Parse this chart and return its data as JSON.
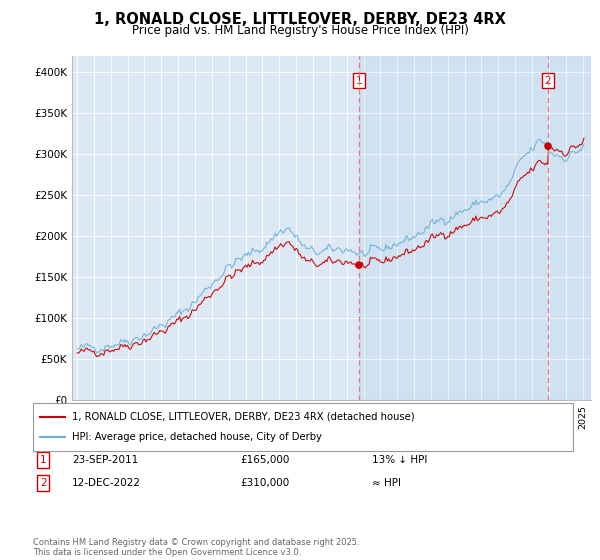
{
  "title": "1, RONALD CLOSE, LITTLEOVER, DERBY, DE23 4RX",
  "subtitle": "Price paid vs. HM Land Registry's House Price Index (HPI)",
  "legend_line1": "1, RONALD CLOSE, LITTLEOVER, DERBY, DE23 4RX (detached house)",
  "legend_line2": "HPI: Average price, detached house, City of Derby",
  "annotation1_label": "1",
  "annotation1_date": "23-SEP-2011",
  "annotation1_price": "£165,000",
  "annotation1_hpi": "13% ↓ HPI",
  "annotation2_label": "2",
  "annotation2_date": "12-DEC-2022",
  "annotation2_price": "£310,000",
  "annotation2_hpi": "≈ HPI",
  "footer": "Contains HM Land Registry data © Crown copyright and database right 2025.\nThis data is licensed under the Open Government Licence v3.0.",
  "hpi_color": "#6baed6",
  "price_color": "#cc0000",
  "vline_color": "#e87878",
  "ylim": [
    0,
    420000
  ],
  "yticks": [
    0,
    50000,
    100000,
    150000,
    200000,
    250000,
    300000,
    350000,
    400000
  ],
  "ytick_labels": [
    "£0",
    "£50K",
    "£100K",
    "£150K",
    "£200K",
    "£250K",
    "£300K",
    "£350K",
    "£400K"
  ],
  "plot_bg": "#dce9f5",
  "sale1_year": 2011.73,
  "sale1_value": 165000,
  "sale2_year": 2022.95,
  "sale2_value": 310000,
  "hpi_seed": 42,
  "xlim_left": 1994.7,
  "xlim_right": 2025.5
}
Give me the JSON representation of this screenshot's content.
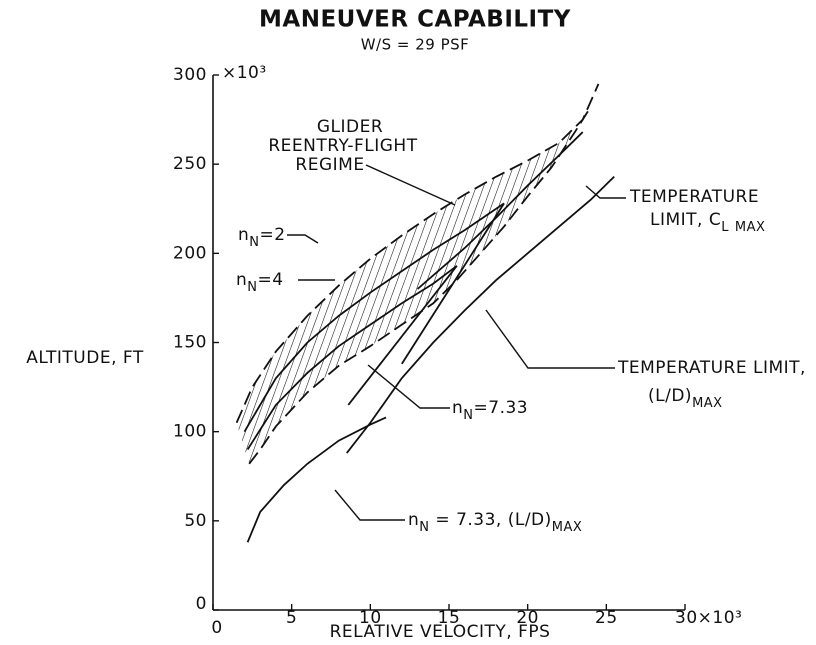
{
  "chart_data": {
    "type": "line",
    "title": "MANEUVER CAPABILITY",
    "subtitle": "W/S = 29 PSF",
    "x_label": "RELATIVE VELOCITY, FPS",
    "y_label": "ALTITUDE, FT",
    "xlim": [
      0,
      30
    ],
    "ylim": [
      0,
      300
    ],
    "xticks": [
      0,
      5,
      10,
      15,
      20,
      25,
      {
        "value": 30,
        "label": "30×10³"
      }
    ],
    "yticks": [
      0,
      50,
      100,
      150,
      200,
      250,
      300
    ],
    "y_multiplier": "×10³",
    "hatch": true,
    "series": [
      {
        "color": "#111",
        "dash": true,
        "x": [
          1.5,
          2.5,
          4,
          6,
          8,
          10,
          12,
          14,
          16,
          18,
          20,
          22,
          23.5,
          24.5
        ],
        "values": [
          105,
          125,
          145,
          165,
          182,
          197,
          210,
          222,
          233,
          243,
          252,
          262,
          275,
          295
        ]
      },
      {
        "color": "#111",
        "dash": true,
        "x": [
          2.3,
          3,
          4,
          6,
          8,
          10,
          12,
          14,
          15.5
        ],
        "values": [
          82,
          90,
          103,
          122,
          137,
          148,
          160,
          172,
          185
        ]
      },
      {
        "color": "#111",
        "dash": true,
        "x": [
          15.5,
          17,
          18.5,
          20,
          21.5,
          23,
          24
        ],
        "values": [
          185,
          200,
          215,
          232,
          248,
          268,
          282
        ]
      },
      {
        "color": "#111",
        "dash": false,
        "x": [
          2,
          4,
          6,
          8,
          10,
          12,
          14,
          16,
          18.5
        ],
        "values": [
          100,
          130,
          150,
          165,
          178,
          190,
          202,
          213,
          228
        ]
      },
      {
        "color": "#111",
        "dash": false,
        "x": [
          2.2,
          4,
          6,
          8,
          10,
          12,
          14,
          15.5
        ],
        "values": [
          90,
          115,
          133,
          148,
          160,
          172,
          183,
          193
        ]
      },
      {
        "color": "#111",
        "dash": false,
        "x": [
          8.5,
          10,
          12,
          14,
          16,
          18,
          20,
          22,
          24,
          25.5
        ],
        "values": [
          88,
          105,
          130,
          150,
          168,
          185,
          200,
          215,
          230,
          243
        ]
      },
      {
        "color": "#111",
        "dash": false,
        "x": [
          8.6,
          15.5
        ],
        "values": [
          115,
          193
        ]
      },
      {
        "color": "#111",
        "dash": false,
        "x": [
          12,
          18.5
        ],
        "values": [
          138,
          228
        ]
      },
      {
        "color": "#111",
        "dash": false,
        "x": [
          13,
          16,
          18,
          20,
          22,
          23.5
        ],
        "values": [
          180,
          203,
          220,
          238,
          255,
          268
        ]
      },
      {
        "color": "#111",
        "dash": false,
        "x": [
          2.2,
          3,
          4.5,
          6,
          8,
          10,
          11
        ],
        "values": [
          38,
          55,
          70,
          82,
          95,
          104,
          108
        ]
      }
    ],
    "annotations": [
      {
        "parts": [
          "GLIDER"
        ]
      },
      {
        "parts": [
          "REENTRY-FLIGHT"
        ]
      },
      {
        "parts": [
          "REGIME"
        ]
      },
      {
        "parts": [
          "TEMPERATURE"
        ]
      },
      {
        "parts": [
          "LIMIT, C",
          "L",
          " ",
          "MAX"
        ]
      },
      {
        "parts": [
          "n",
          "N",
          "=2"
        ]
      },
      {
        "parts": [
          "n",
          "N",
          "=4"
        ]
      },
      {
        "parts": [
          "TEMPERATURE LIMIT,"
        ]
      },
      {
        "parts": [
          "(L/D)",
          "MAX"
        ]
      },
      {
        "parts": [
          "n",
          "N",
          "=7.33"
        ]
      },
      {
        "parts": [
          "n",
          "N",
          " = 7.33, (L/D)",
          "MAX"
        ]
      }
    ]
  }
}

+++++

▸ **What is expected**
Lines containing the word "detached" must all be returned from the material above.

▸ **The reply**
  "legend_line1": "1, RONALD CLOSE, LITTLEOVER, DERBY, DE23 4RX (detached house)",
  "legend_line2": "HPI: Average price, detached house, City of Derby",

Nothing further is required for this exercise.